Quoted passage
"""
Issue: I get bummed when I go to my studio and can’t think of what to paint.

Have a comfortable chair in your studio. Make a cup of tea, put your feet up, and know that it happens to every artist. Flip through some art magazines or art books. Watch a YouTube painting demo. Light a candle. Play some music that has creative substance, nothing that is as familiar as an old pair of shoes. This “time out” is a gestational period.  Have total confidence that your creative juices will flow again soon, because they will. You can’t stop them, even if you tried. 

Issue: There are so many artists who are better than I am. Why would I need or deserve an art studio when I’m just mediocre?

First of all, don’t judge yourself. There are plenty of people out there who will be happy to do that for you.

Know that the cocktail of creativity, desire, time, repetition, and passion is a powerful one. When you have your own dedicated space, rituals, and consistent work habits, you WILL grow as an artist and your work will improve. When I look back on some of the paintings and illustrations I did 20 years ago, I cringe.

I would also suggest that you find some art books, magazines, and references that inspire you. Absorb them. Watch YouTube tutorials, artists’ biographies, and art history videos. There’s bucketloads of wonderful, inspiring content on YouTube and other sources.
"""
Entries shown
"""
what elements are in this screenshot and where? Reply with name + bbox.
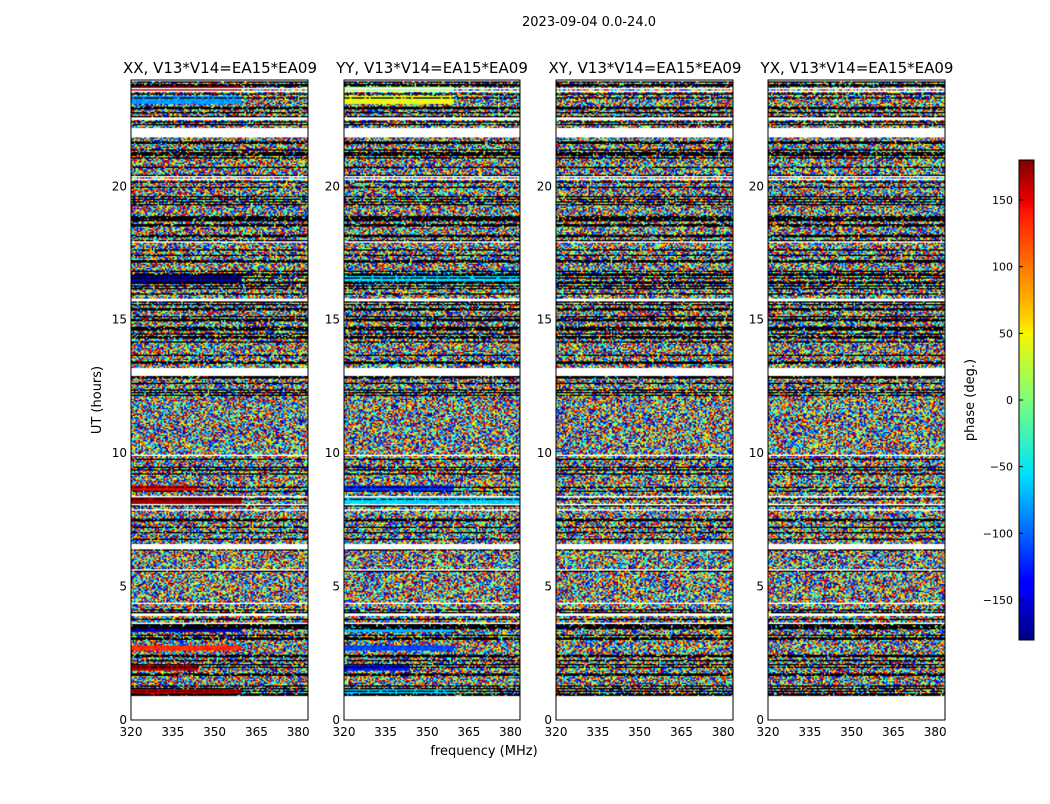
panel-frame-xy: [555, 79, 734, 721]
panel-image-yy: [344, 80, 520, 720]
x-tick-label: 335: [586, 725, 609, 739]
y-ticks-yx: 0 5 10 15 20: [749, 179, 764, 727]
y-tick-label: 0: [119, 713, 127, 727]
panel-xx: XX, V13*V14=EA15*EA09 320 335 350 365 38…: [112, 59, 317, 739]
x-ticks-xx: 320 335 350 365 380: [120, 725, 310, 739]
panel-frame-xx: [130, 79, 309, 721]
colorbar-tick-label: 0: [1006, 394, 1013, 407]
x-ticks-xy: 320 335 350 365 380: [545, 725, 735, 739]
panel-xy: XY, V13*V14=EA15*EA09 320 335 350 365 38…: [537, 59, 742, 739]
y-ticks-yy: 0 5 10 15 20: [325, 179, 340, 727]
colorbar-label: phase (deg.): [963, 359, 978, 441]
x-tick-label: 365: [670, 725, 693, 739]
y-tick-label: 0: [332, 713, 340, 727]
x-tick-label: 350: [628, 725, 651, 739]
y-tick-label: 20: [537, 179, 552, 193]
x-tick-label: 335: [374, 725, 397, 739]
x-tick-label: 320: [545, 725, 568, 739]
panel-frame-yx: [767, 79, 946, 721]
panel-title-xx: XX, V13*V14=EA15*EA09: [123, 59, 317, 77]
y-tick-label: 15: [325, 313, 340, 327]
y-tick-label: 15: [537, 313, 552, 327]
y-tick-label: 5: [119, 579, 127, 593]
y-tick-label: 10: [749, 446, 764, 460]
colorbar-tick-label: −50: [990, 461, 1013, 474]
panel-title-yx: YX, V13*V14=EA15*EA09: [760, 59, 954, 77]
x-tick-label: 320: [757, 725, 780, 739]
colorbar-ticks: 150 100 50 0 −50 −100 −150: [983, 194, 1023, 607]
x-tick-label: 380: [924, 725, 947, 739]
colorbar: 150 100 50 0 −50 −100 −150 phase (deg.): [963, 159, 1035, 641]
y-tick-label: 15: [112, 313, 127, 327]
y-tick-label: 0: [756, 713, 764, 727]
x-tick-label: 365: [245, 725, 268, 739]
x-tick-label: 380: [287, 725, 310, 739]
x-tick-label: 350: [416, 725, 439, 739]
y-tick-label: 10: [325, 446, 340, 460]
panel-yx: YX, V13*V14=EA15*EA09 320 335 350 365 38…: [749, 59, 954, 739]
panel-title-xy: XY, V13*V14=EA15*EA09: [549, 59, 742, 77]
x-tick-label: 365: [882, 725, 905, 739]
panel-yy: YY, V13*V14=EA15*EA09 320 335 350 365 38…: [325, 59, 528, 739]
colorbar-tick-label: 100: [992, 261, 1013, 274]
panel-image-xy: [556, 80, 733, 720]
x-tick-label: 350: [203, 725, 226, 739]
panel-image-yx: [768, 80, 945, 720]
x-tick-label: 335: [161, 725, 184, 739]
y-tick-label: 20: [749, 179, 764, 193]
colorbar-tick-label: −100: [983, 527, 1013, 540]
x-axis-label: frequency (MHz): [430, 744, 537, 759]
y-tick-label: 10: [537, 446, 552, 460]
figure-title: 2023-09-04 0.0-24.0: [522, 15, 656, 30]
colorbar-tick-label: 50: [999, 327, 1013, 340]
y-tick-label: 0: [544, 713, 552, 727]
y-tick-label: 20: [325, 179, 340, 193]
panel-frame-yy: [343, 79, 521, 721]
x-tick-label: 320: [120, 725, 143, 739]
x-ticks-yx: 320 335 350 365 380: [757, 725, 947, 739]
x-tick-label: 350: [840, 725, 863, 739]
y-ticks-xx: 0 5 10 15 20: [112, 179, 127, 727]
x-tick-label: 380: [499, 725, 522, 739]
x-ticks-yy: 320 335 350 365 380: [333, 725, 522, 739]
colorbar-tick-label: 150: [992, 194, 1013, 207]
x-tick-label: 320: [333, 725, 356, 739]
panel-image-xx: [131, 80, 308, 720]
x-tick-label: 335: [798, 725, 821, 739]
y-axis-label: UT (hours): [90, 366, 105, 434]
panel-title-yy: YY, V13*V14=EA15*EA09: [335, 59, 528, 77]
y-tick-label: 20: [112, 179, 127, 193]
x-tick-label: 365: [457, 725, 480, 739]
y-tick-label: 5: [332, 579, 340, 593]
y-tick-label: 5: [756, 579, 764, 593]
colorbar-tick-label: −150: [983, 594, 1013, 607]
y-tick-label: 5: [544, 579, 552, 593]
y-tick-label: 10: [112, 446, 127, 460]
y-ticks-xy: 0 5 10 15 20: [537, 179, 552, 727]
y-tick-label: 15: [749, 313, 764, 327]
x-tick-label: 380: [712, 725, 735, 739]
"""
"""
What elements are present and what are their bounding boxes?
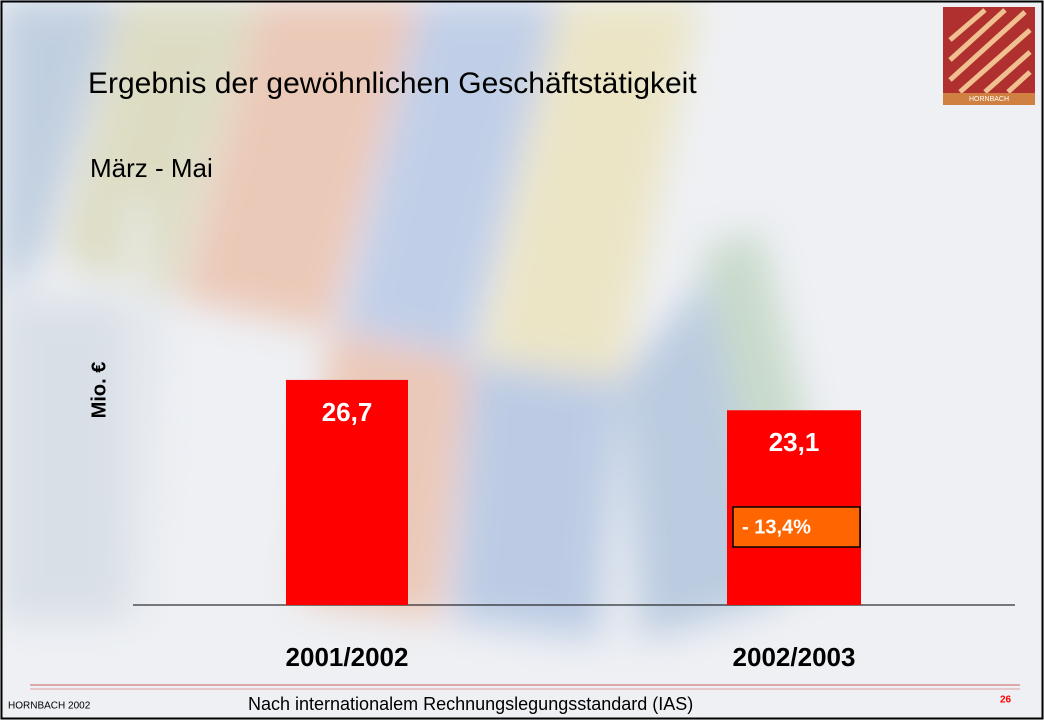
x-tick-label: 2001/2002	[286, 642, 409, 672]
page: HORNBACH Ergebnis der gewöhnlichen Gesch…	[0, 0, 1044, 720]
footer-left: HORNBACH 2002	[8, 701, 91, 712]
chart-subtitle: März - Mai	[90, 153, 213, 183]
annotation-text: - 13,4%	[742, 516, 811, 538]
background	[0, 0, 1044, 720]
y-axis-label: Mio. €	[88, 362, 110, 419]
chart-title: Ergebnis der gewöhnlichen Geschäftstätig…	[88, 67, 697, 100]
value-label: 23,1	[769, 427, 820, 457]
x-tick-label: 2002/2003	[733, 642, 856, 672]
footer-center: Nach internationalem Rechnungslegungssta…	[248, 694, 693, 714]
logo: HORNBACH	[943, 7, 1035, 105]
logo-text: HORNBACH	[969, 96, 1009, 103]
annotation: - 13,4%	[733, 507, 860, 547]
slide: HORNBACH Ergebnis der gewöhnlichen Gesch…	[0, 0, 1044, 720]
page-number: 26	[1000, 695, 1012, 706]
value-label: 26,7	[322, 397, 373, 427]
"""
Tasks to perform
(1) According to the studio advice passage, why should an artist who can't think of what to paint feel total confidence? Answer in one to three sentences.
(2) Decide whether each statement agrees with the studio advice passage. Answer yes or no for each, and quote the deciding words exactly.
(a) The passage recommends playing familiar music during a creative slump.
(b) The passage tells the reader not to judge themselves.
(c) The writer is pleased with paintings made 20 years ago.
(3) Continue the studio advice passage, starting right after its final sentence.
The records were taken from a separate source.

Answers for this exercise
(1) The passage says the artist's creative juices will flow again soon, and they can't be stopped even by trying. It also calls this slump a "time out" that happens to every artist and serves as a gestational period.

(2)
(a) No: "Play some music that has creative substance, nothing that is as familiar as an old pair of shoes."
(b) Yes: "First of all, don’t judge yourself."
(c) No: "When I look back on some of the paintings and illustrations I did 20 years ago, I cringe."

(3)
You don’t have to muster up a bunch of self-esteem that isn’t there yet, just trust the process and watch your progress over time for affirmation of your growth.

My studio has become an extension of myself. It holds my favorite toys (art supplies), the representations of hours and hours of time, care, devotion, frustration, victories, and losses. Along with the usual furnishings, my studio has an old sofa, a small espresso machine, an electric teakettle, and a jar of chocolate chips. I say good morning when I enter, and tell all my favorite things goodnight when I leave. My studio is a comforting constant in my life. No matter what is happening outside my studio, when I’m there I only have one job to do: CREATE!

Let Nancee and others know about your favorite studio tips, tricks, and stories. We all appreciate the quest for a place to add beauty to the world. Add your brilliant advice in the comments section.

And to see Nancee’s work and read more of her blog posts, visit https://www.nanceejean.com.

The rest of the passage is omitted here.